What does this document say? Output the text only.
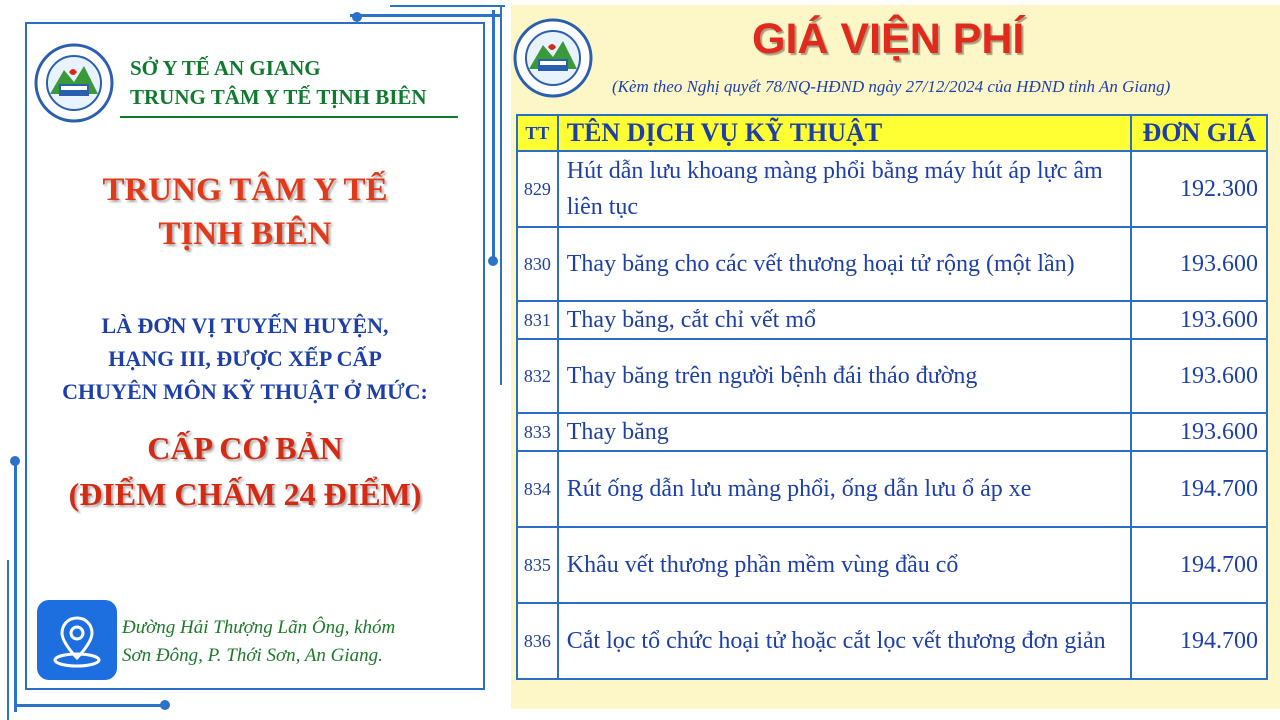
SỞ Y TẾ AN GIANG
TRUNG TÂM Y TẾ TỊNH BIÊN
TRUNG TÂM Y TẾ
TỊNH BIÊN
LÀ ĐƠN VỊ TUYẾN HUYỆN,
HẠNG III, ĐƯỢC XẾP CẤP
CHUYÊN MÔN KỸ THUẬT Ở MỨC:
CẤP CƠ BẢN
(ĐIỂM CHẤM 24 ĐIỂM)
Đường Hải Thượng Lãn Ông, khóm
Sơn Đông, P. Thới Sơn, An Giang.
GIÁ VIỆN PHÍ
(Kèm theo Nghị quyết 78/NQ-HĐND ngày 27/12/2024 của HĐND tỉnh An Giang)
TT	TÊN DỊCH VỤ KỸ THUẬT	ĐƠN GIÁ
829	Hút dẫn lưu khoang màng phổi bằng máy hút áp lực âm liên tục	192.300
830	Thay băng cho các vết thương hoại tử rộng (một lần)	193.600
831	Thay băng, cắt chỉ vết mổ	193.600
832	Thay băng trên người bệnh đái tháo đường	193.600
833	Thay băng	193.600
834	Rút ống dẫn lưu màng phổi, ống dẫn lưu ổ áp xe	194.700
835	Khâu vết thương phần mềm vùng đầu cổ	194.700
836	Cắt lọc tổ chức hoại tử hoặc cắt lọc vết thương đơn giản	194.700
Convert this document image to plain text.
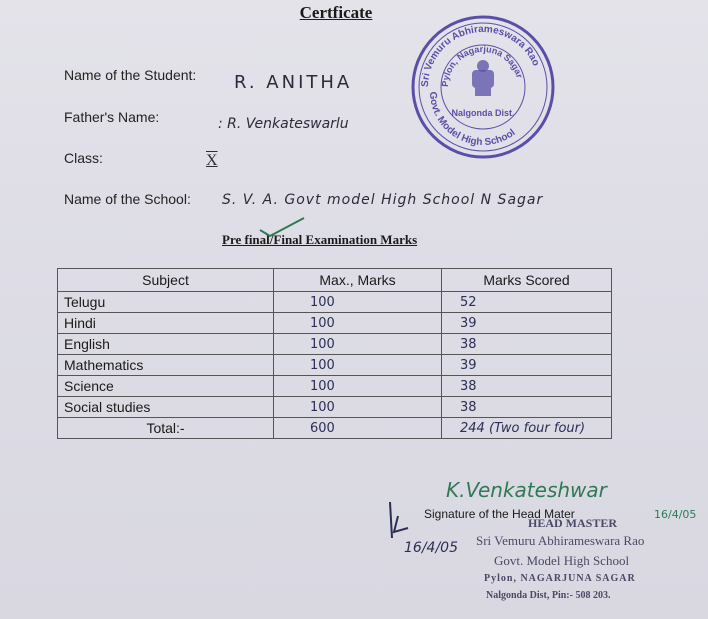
Certficate
Sri Vemuru Abhirameswara Rao
Govt. Model High School
Pylon, Nagarjuna Sagar
Nalgonda Dist.
Name of the Student: R. ANITHA
Father's Name:	: R. Venkateswarlu
Class:	X
Name of the School: S. V. A. Govt model High School N Sagar
Pre final/Final Examination Marks
Subject	Max., Marks	Marks Scored
Telugu	100	52
Hindi	100	39
English	100	38
Mathematics	100	39
Science	100	38
Social studies	100	38
Total:-	600	244 (Two four four)
K.Venkateshwar
16/4/05
Signature of the Head Mater
16/4/05
HEAD MASTER
Sri Vemuru Abhirameswara Rao
Govt. Model High School
Pylon, NAGARJUNA SAGAR
Nalgonda Dist, Pin:- 508 203.
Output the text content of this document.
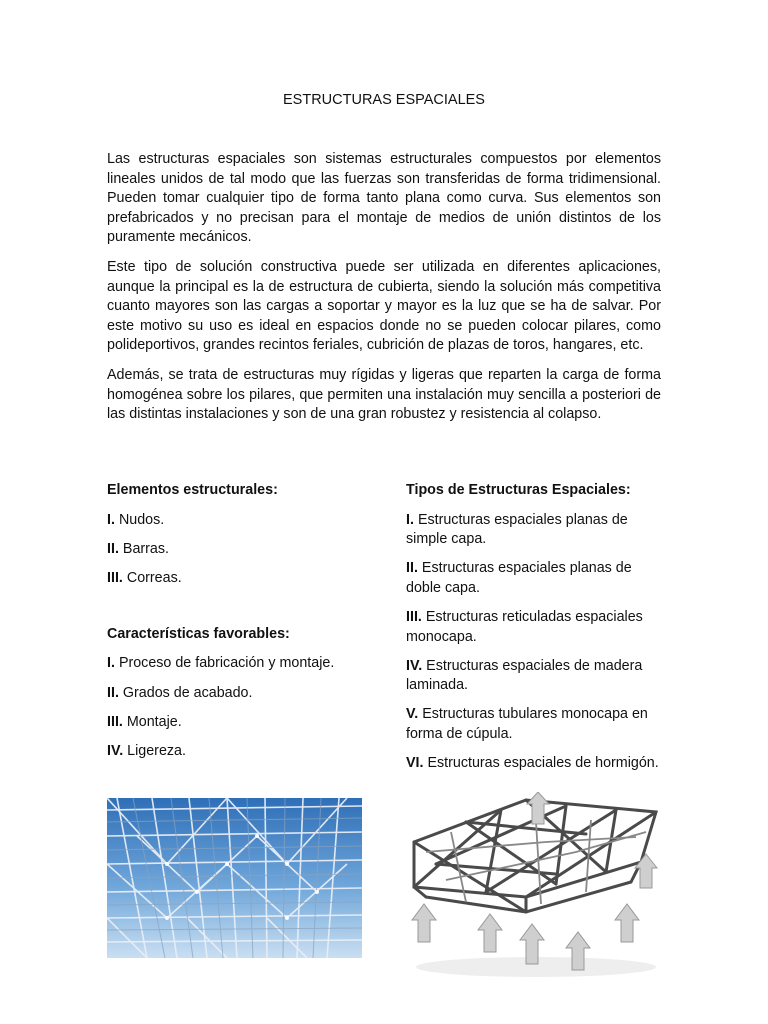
ESTRUCTURAS ESPACIALES

Las estructuras espaciales son sistemas estructurales compuestos por elementos lineales unidos de tal modo que las fuerzas son transferidas de forma tridimensional. Pueden tomar cualquier tipo de forma tanto plana como curva. Sus elementos son prefabricados y no precisan para el montaje de medios de unión distintos de los puramente mecánicos.

Este tipo de solución constructiva puede ser utilizada en diferentes aplicaciones, aunque la principal es la de estructura de cubierta, siendo la solución más competitiva cuanto mayores son las cargas a soportar y mayor es la luz que se ha de salvar. Por este motivo su uso es ideal en espacios donde no se pueden colocar pilares, como polideportivos, grandes recintos feriales, cubrición de plazas de toros, hangares, etc.

Además, se trata de estructuras muy rígidas y ligeras que reparten la carga de forma homogénea sobre los pilares, que permiten una instalación muy sencilla a posteriori de las distintas instalaciones y son de una gran robustez y resistencia al colapso.

Elementos estructurales:
I. Nudos.
II. Barras.
III. Correas.
Características favorables:
I. Proceso de fabricación y montaje.
II. Grados de acabado.
III. Montaje.
IV. Ligereza.
Tipos de Estructuras Espaciales:
I. Estructuras espaciales planas de simple capa.
II. Estructuras espaciales planas de doble capa.
III. Estructuras reticuladas espaciales monocapa.
IV. Estructuras espaciales de madera laminada.
V. Estructuras tubulares monocapa en forma de cúpula.
VI. Estructuras espaciales de hormigón.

+-------+

*Your objective*
Select every line where the word "thương" occurs.

*Answer to this exercise*
830	Thay băng cho các vết thương hoại tử rộng (một lần)	193.600
835	Khâu vết thương phần mềm vùng đầu cổ	194.700
836	Cắt lọc tổ chức hoại tử hoặc cắt lọc vết thương đơn giản	194.700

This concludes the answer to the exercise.